Objective: Every record here should be printed again exactly.

━━ Data section ━━

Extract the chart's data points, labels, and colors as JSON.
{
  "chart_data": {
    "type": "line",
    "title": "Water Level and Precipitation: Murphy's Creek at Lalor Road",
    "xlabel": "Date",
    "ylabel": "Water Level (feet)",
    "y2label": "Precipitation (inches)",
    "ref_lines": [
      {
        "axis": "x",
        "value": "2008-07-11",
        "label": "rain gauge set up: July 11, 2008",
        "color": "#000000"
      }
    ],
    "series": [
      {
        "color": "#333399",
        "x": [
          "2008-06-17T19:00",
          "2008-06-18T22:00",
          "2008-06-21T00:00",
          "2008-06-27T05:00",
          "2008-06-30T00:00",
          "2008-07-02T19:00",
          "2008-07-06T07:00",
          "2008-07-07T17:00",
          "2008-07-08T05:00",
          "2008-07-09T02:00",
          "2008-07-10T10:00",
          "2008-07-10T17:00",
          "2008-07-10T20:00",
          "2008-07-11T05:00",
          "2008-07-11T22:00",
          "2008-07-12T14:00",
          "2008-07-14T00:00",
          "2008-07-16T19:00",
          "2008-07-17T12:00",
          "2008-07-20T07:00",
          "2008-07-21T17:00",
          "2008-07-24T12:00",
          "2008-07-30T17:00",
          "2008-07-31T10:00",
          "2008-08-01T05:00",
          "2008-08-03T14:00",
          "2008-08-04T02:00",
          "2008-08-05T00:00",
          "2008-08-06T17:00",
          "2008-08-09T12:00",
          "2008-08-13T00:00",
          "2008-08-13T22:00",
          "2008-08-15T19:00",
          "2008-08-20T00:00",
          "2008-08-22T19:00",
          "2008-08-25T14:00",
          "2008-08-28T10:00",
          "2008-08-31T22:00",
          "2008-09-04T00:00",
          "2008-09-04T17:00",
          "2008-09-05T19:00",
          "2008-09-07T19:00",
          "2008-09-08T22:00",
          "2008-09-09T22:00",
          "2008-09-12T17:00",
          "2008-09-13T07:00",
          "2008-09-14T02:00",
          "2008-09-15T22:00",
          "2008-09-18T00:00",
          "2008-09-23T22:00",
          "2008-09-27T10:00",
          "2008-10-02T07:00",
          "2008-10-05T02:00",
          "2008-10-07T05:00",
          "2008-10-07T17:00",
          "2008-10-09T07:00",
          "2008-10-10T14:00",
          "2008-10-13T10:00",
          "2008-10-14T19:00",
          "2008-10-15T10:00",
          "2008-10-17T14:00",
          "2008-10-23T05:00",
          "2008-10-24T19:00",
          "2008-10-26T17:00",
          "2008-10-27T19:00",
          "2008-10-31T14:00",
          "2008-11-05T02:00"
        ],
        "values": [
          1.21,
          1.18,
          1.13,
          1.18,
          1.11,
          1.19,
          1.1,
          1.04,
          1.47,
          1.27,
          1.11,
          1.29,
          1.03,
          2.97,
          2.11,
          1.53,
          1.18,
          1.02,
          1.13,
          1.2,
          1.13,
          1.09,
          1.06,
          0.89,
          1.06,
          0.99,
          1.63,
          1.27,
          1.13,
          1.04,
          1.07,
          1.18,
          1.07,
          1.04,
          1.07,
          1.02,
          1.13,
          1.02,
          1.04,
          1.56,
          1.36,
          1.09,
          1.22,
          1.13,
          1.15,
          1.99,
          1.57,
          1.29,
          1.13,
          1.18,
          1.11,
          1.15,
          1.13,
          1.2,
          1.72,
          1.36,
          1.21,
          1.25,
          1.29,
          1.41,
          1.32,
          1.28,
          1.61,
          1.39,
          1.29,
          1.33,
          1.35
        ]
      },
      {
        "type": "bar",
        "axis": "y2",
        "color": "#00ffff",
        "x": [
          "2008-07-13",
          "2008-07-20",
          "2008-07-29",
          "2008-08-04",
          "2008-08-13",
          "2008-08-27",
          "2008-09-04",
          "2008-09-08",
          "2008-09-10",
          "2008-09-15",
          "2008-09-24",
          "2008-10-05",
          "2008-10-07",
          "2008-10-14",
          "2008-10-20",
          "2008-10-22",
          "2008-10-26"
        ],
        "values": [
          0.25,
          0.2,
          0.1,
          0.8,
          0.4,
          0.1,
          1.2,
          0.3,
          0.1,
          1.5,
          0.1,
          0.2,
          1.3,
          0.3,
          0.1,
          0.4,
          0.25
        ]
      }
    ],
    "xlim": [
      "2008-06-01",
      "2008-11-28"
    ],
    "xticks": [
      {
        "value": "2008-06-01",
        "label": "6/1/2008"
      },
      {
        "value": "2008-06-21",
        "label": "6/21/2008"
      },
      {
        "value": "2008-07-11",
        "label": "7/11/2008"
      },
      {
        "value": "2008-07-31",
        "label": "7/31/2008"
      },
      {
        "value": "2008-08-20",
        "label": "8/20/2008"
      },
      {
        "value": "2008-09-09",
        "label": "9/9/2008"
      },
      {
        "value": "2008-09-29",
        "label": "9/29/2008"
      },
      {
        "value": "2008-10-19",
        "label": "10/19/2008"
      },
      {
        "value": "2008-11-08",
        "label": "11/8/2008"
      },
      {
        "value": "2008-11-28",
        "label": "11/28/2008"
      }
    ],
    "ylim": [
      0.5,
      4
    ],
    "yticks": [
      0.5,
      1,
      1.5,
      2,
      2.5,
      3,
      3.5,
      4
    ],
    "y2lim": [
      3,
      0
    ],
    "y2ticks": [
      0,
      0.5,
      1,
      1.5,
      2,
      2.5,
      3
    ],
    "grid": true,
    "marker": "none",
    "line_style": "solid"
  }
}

━━━

Finished task:
Extract the chart's data points, labels, and colors as JSON.
{
  "chart_data": {
    "type": "line",
    "title": "Water Level and Precipitation: Murphy's Creek at Lalor Road",
    "xlabel": "Date",
    "ylabel": "Water Level (feet)",
    "y2label": "Precipitation (inches)",
    "ref_lines": [
      {
        "axis": "x",
        "value": "2008-07-11",
        "label": "rain gauge set up: July 11, 2008",
        "color": "#000000"
      }
    ],
    "series": [
      {
        "color": "#333399",
        "x": [
          "2008-06-17T19:00",
          "2008-06-18T22:00",
          "2008-06-21T00:00",
          "2008-06-27T05:00",
          "2008-06-30T00:00",
          "2008-07-02T19:00",
          "2008-07-06T07:00",
          "2008-07-07T17:00",
          "2008-07-08T05:00",
          "2008-07-09T02:00",
          "2008-07-10T10:00",
          "2008-07-10T17:00",
          "2008-07-10T20:00",
          "2008-07-11T05:00",
          "2008-07-11T22:00",
          "2008-07-12T14:00",
          "2008-07-14T00:00",
          "2008-07-16T19:00",
          "2008-07-17T12:00",
          "2008-07-20T07:00",
          "2008-07-21T17:00",
          "2008-07-24T12:00",
          "2008-07-30T17:00",
          "2008-07-31T10:00",
          "2008-08-01T05:00",
          "2008-08-03T14:00",
          "2008-08-04T02:00",
          "2008-08-05T00:00",
          "2008-08-06T17:00",
          "2008-08-09T12:00",
          "2008-08-13T00:00",
          "2008-08-13T22:00",
          "2008-08-15T19:00",
          "2008-08-20T00:00",
          "2008-08-22T19:00",
          "2008-08-25T14:00",
          "2008-08-28T10:00",
          "2008-08-31T22:00",
          "2008-09-04T00:00",
          "2008-09-04T17:00",
          "2008-09-05T19:00",
          "2008-09-07T19:00",
          "2008-09-08T22:00",
          "2008-09-09T22:00",
          "2008-09-12T17:00",
          "2008-09-13T07:00",
          "2008-09-14T02:00",
          "2008-09-15T22:00",
          "2008-09-18T00:00",
          "2008-09-23T22:00",
          "2008-09-27T10:00",
          "2008-10-02T07:00",
          "2008-10-05T02:00",
          "2008-10-07T05:00",
          "2008-10-07T17:00",
          "2008-10-09T07:00",
          "2008-10-10T14:00",
          "2008-10-13T10:00",
          "2008-10-14T19:00",
          "2008-10-15T10:00",
          "2008-10-17T14:00",
          "2008-10-23T05:00",
          "2008-10-24T19:00",
          "2008-10-26T17:00",
          "2008-10-27T19:00",
          "2008-10-31T14:00",
          "2008-11-05T02:00"
        ],
        "values": [
          1.21,
          1.18,
          1.13,
          1.18,
          1.11,
          1.19,
          1.1,
          1.04,
          1.47,
          1.27,
          1.11,
          1.29,
          1.03,
          2.97,
          2.11,
          1.53,
          1.18,
          1.02,
          1.13,
          1.2,
          1.13,
          1.09,
          1.06,
          0.89,
          1.06,
          0.99,
          1.63,
          1.27,
          1.13,
          1.04,
          1.07,
          1.18,
          1.07,
          1.04,
          1.07,
          1.02,
          1.13,
          1.02,
          1.04,
          1.56,
          1.36,
          1.09,
          1.22,
          1.13,
          1.15,
          1.99,
          1.57,
          1.29,
          1.13,
          1.18,
          1.11,
          1.15,
          1.13,
          1.2,
          1.72,
          1.36,
          1.21,
          1.25,
          1.29,
          1.41,
          1.32,
          1.28,
          1.61,
          1.39,
          1.29,
          1.33,
          1.35
        ]
      },
      {
        "type": "bar",
        "axis": "y2",
        "color": "#00ffff",
        "x": [
          "2008-07-13",
          "2008-07-20",
          "2008-07-29",
          "2008-08-04",
          "2008-08-13",
          "2008-08-27",
          "2008-09-04",
          "2008-09-08",
          "2008-09-10",
          "2008-09-15",
          "2008-09-24",
          "2008-10-05",
          "2008-10-07",
          "2008-10-14",
          "2008-10-20",
          "2008-10-22",
          "2008-10-26"
        ],
        "values": [
          0.25,
          0.2,
          0.1,
          0.8,
          0.4,
          0.1,
          1.2,
          0.3,
          0.1,
          1.5,
          0.1,
          0.2,
          1.3,
          0.3,
          0.1,
          0.4,
          0.25
        ]
      }
    ],
    "xlim": [
      "2008-06-01",
      "2008-11-28"
    ],
    "xticks": [
      {
        "value": "2008-06-01",
        "label": "6/1/2008"
      },
      {
        "value": "2008-06-21",
        "label": "6/21/2008"
      },
      {
        "value": "2008-07-11",
        "label": "7/11/2008"
      },
      {
        "value": "2008-07-31",
        "label": "7/31/2008"
      },
      {
        "value": "2008-08-20",
        "label": "8/20/2008"
      },
      {
        "value": "2008-09-09",
        "label": "9/9/2008"
      },
      {
        "value": "2008-09-29",
        "label": "9/29/2008"
      },
      {
        "value": "2008-10-19",
        "label": "10/19/2008"
      },
      {
        "value": "2008-11-08",
        "label": "11/8/2008"
      },
      {
        "value": "2008-11-28",
        "label": "11/28/2008"
      }
    ],
    "ylim": [
      0.5,
      4
    ],
    "yticks": [
      0.5,
      1,
      1.5,
      2,
      2.5,
      3,
      3.5,
      4
    ],
    "y2lim": [
      3,
      0
    ],
    "y2ticks": [
      0,
      0.5,
      1,
      1.5,
      2,
      2.5,
      3
    ],
    "grid": true,
    "marker": "none",
    "line_style": "solid"
  }
}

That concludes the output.